● Data for the task:
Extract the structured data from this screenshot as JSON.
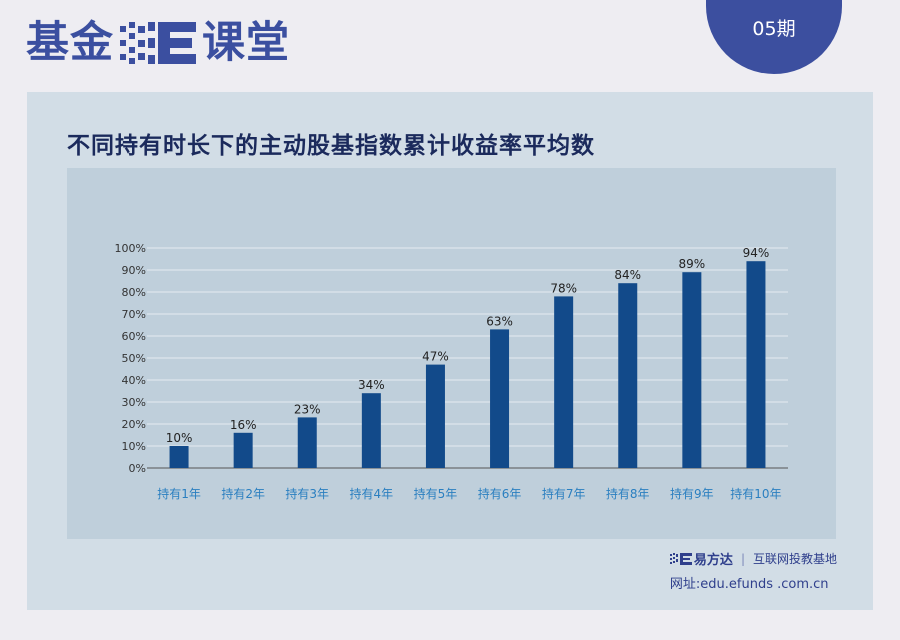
{
  "header": {
    "logo_left": "基金",
    "logo_right": "课堂",
    "issue": "05期"
  },
  "colors": {
    "brand": "#3b4fa0",
    "bar": "#124a8a",
    "tick_label": "#2a7fc0",
    "panel": "#d2dde6",
    "plot_bg": "#bfcfdb"
  },
  "footer": {
    "brand": "易方达",
    "slogan": "互联网投教基地",
    "url": "网址:edu.efunds .com.cn"
  },
  "chart_data": {
    "type": "bar",
    "title": "不同持有时长下的主动股基指数累计收益率平均数",
    "categories": [
      "持有1年",
      "持有2年",
      "持有3年",
      "持有4年",
      "持有5年",
      "持有6年",
      "持有7年",
      "持有8年",
      "持有9年",
      "持有10年"
    ],
    "values": [
      10,
      16,
      23,
      34,
      47,
      63,
      78,
      84,
      89,
      94
    ],
    "data_labels": [
      "10%",
      "16%",
      "23%",
      "34%",
      "47%",
      "63%",
      "78%",
      "84%",
      "89%",
      "94%"
    ],
    "ylim": [
      0,
      100
    ],
    "yticks": [
      "0%",
      "10%",
      "20%",
      "30%",
      "40%",
      "50%",
      "60%",
      "70%",
      "80%",
      "90%",
      "100%"
    ],
    "grid": true,
    "xlabel": "",
    "ylabel": ""
  }
}
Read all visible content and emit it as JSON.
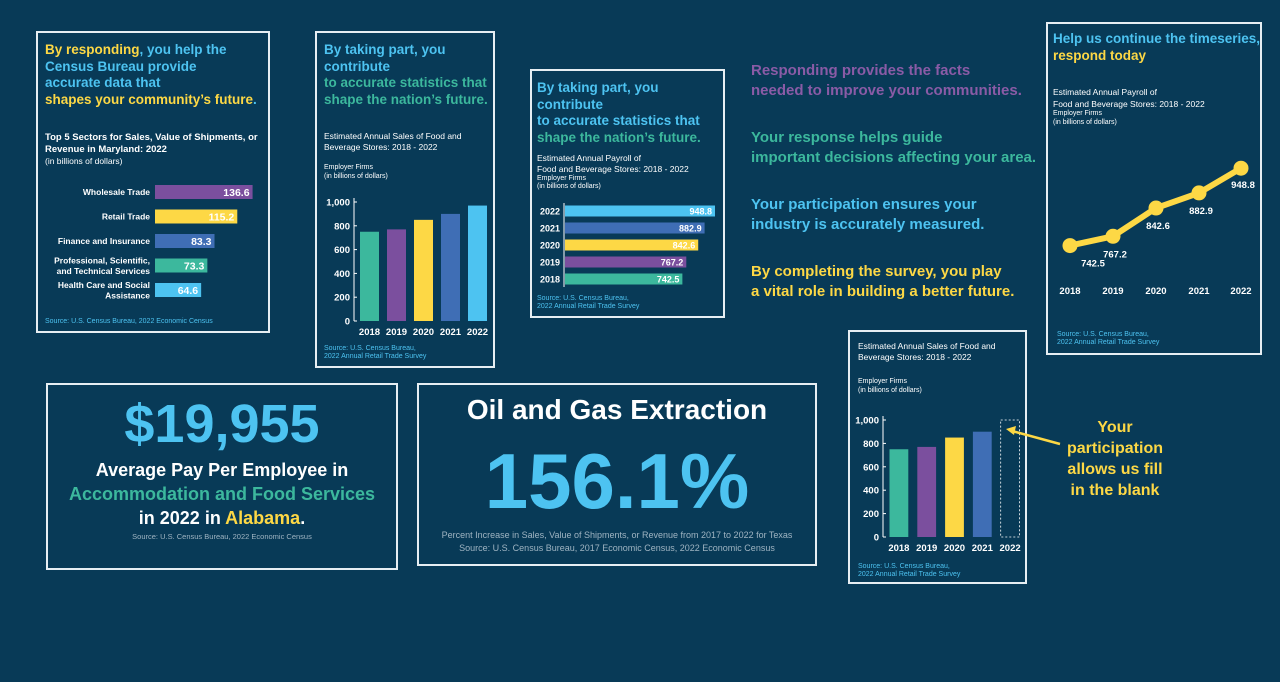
{
  "colors": {
    "background": "#083a57",
    "teal": "#3cb89d",
    "purple": "#7b4f9e",
    "yellow": "#fdd845",
    "blue": "#3f6eb5",
    "lightblue": "#4dc3f1"
  },
  "card1": {
    "headline_a": "By responding",
    "headline_b": ", you help the",
    "headline_c": "Census Bureau provide",
    "headline_d": "accurate data that",
    "headline_e": "shapes your community’s future",
    "headline_f": ".",
    "chart_title": "Top 5 Sectors for Sales, Value of Shipments, or Revenue in Maryland: 2022",
    "units": "(in billions of dollars)",
    "source": "Source: U.S. Census Bureau, 2022 Economic Census"
  },
  "card2": {
    "headline_a": "By taking part, you",
    "headline_b": "contribute",
    "headline_c": "to accurate statistics that",
    "headline_d": "shape the nation’s future.",
    "chart_title": "Estimated Annual Sales of Food and Beverage Stores: 2018 - 2022",
    "sub1": "Employer Firms",
    "sub2": "(in billions of dollars)",
    "source1": "Source: U.S. Census Bureau,",
    "source2": "2022 Annual Retail Trade Survey"
  },
  "card3": {
    "headline_a": "By taking part, you contribute",
    "headline_b": "to accurate statistics that",
    "headline_c": "shape the nation’s future.",
    "chart_title1": "Estimated Annual Payroll of",
    "chart_title2": "Food and Beverage Stores: 2018 - 2022",
    "sub1": "Employer Firms",
    "sub2": "(in billions of dollars)",
    "source1": "Source: U.S. Census Bureau,",
    "source2": "2022 Annual Retail Trade Survey"
  },
  "messages": {
    "m1a": "Responding provides the facts",
    "m1b": "needed to improve your communities.",
    "m2a": "Your response helps guide",
    "m2b": "important decisions affecting your area.",
    "m3a": "Your participation ensures your",
    "m3b": "industry is accurately measured.",
    "m4a": "By completing the survey, you play",
    "m4b": "a vital role in building a better future."
  },
  "card4": {
    "headline_a": "Help us continue the timeseries,",
    "headline_b": "respond today",
    "chart_title1": "Estimated Annual Payroll of",
    "chart_title2": "Food and Beverage Stores: 2018 - 2022",
    "sub1": "Employer Firms",
    "sub2": "(in billions of dollars)",
    "source1": "Source: U.S. Census Bureau,",
    "source2": "2022 Annual Retail Trade Survey"
  },
  "card5": {
    "big_number": "$19,955",
    "line1": "Average Pay Per Employee in",
    "line2": "Accommodation and Food Services",
    "line3a": "in 2022 in ",
    "line3b": "Alabama",
    "line3c": ".",
    "source": "Source: U.S. Census Bureau, 2022 Economic Census"
  },
  "card6": {
    "title": "Oil and Gas Extraction",
    "big_number": "156.1%",
    "caption": "Percent Increase in Sales, Value of Shipments, or Revenue from 2017 to 2022 for Texas",
    "source": "Source: U.S. Census Bureau, 2017 Economic Census, 2022 Economic Census"
  },
  "card7": {
    "chart_title": "Estimated Annual Sales of Food and Beverage Stores: 2018 - 2022",
    "sub1": "Employer Firms",
    "sub2": "(in billions of dollars)",
    "source1": "Source: U.S. Census Bureau,",
    "source2": "2022 Annual Retail Trade Survey"
  },
  "callout": {
    "line1": "Your",
    "line2": "participation",
    "line3": "allows us fill",
    "line4": "in the blank"
  },
  "chart_data": [
    {
      "id": "md-sectors",
      "type": "bar",
      "orientation": "horizontal",
      "title": "Top 5 Sectors for Sales, Value of Shipments, or Revenue in Maryland: 2022",
      "units": "(in billions of dollars)",
      "categories": [
        "Wholesale Trade",
        "Retail Trade",
        "Finance and Insurance",
        "Professional, Scientific, and Technical Services",
        "Health Care and Social Assistance"
      ],
      "category_lines": [
        [
          "Wholesale Trade"
        ],
        [
          "Retail Trade"
        ],
        [
          "Finance and Insurance"
        ],
        [
          "Professional, Scientific,",
          "and Technical Services"
        ],
        [
          "Health Care and Social",
          "Assistance"
        ]
      ],
      "values": [
        136.6,
        115.2,
        83.3,
        73.3,
        64.6
      ],
      "labels": [
        "136.6",
        "115.2",
        "83.3",
        "73.3",
        "64.6"
      ],
      "colors": [
        "#7b4f9e",
        "#fdd845",
        "#3f6eb5",
        "#3cb89d",
        "#4dc3f1"
      ],
      "xlim": [
        0,
        140
      ]
    },
    {
      "id": "sales-vertical",
      "type": "bar",
      "title": "Estimated Annual Sales of Food and Beverage Stores: 2018 - 2022",
      "categories": [
        "2018",
        "2019",
        "2020",
        "2021",
        "2022"
      ],
      "values": [
        750,
        770,
        850,
        900,
        970
      ],
      "colors": [
        "#3cb89d",
        "#7b4f9e",
        "#fdd845",
        "#3f6eb5",
        "#4dc3f1"
      ],
      "ylim": [
        0,
        1000
      ],
      "yticks": [
        0,
        200,
        400,
        600,
        800,
        1000
      ],
      "ytick_labels": [
        "0",
        "200",
        "400",
        "600",
        "800",
        "1,000"
      ]
    },
    {
      "id": "payroll-horizontal",
      "type": "bar",
      "orientation": "horizontal",
      "title": "Estimated Annual Payroll of Food and Beverage Stores: 2018 - 2022",
      "categories": [
        "2022",
        "2021",
        "2020",
        "2019",
        "2018"
      ],
      "values": [
        948.8,
        882.9,
        842.6,
        767.2,
        742.5
      ],
      "labels": [
        "948.8",
        "882.9",
        "842.6",
        "767.2",
        "742.5"
      ],
      "colors": [
        "#4dc3f1",
        "#3f6eb5",
        "#fdd845",
        "#7b4f9e",
        "#3cb89d"
      ],
      "xlim": [
        0,
        948.8
      ]
    },
    {
      "id": "payroll-line",
      "type": "line",
      "title": "Estimated Annual Payroll of Food and Beverage Stores: 2018 - 2022",
      "x": [
        "2018",
        "2019",
        "2020",
        "2021",
        "2022"
      ],
      "y": [
        742.5,
        767.2,
        842.6,
        882.9,
        948.8
      ],
      "labels": [
        "742.5",
        "767.2",
        "842.6",
        "882.9",
        "948.8"
      ],
      "color": "#fdd845",
      "ylim": [
        640,
        1000
      ]
    },
    {
      "id": "sales-blank",
      "type": "bar",
      "title": "Estimated Annual Sales of Food and Beverage Stores: 2018 - 2022",
      "categories": [
        "2018",
        "2019",
        "2020",
        "2021",
        "2022"
      ],
      "values": [
        750,
        770,
        850,
        900,
        null
      ],
      "colors": [
        "#3cb89d",
        "#7b4f9e",
        "#fdd845",
        "#3f6eb5",
        "none"
      ],
      "ylim": [
        0,
        1000
      ],
      "yticks": [
        0,
        200,
        400,
        600,
        800,
        1000
      ],
      "ytick_labels": [
        "0",
        "200",
        "400",
        "600",
        "800",
        "1,000"
      ]
    }
  ]
}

● What is required: Go through the preceding material and copy each line that has the word "Maryland".

● Written response:
    "chart_title": "Top 5 Sectors for Sales, Value of Shipments, or Revenue in Maryland: 2022",
      "title": "Top 5 Sectors for Sales, Value of Shipments, or Revenue in Maryland: 2022",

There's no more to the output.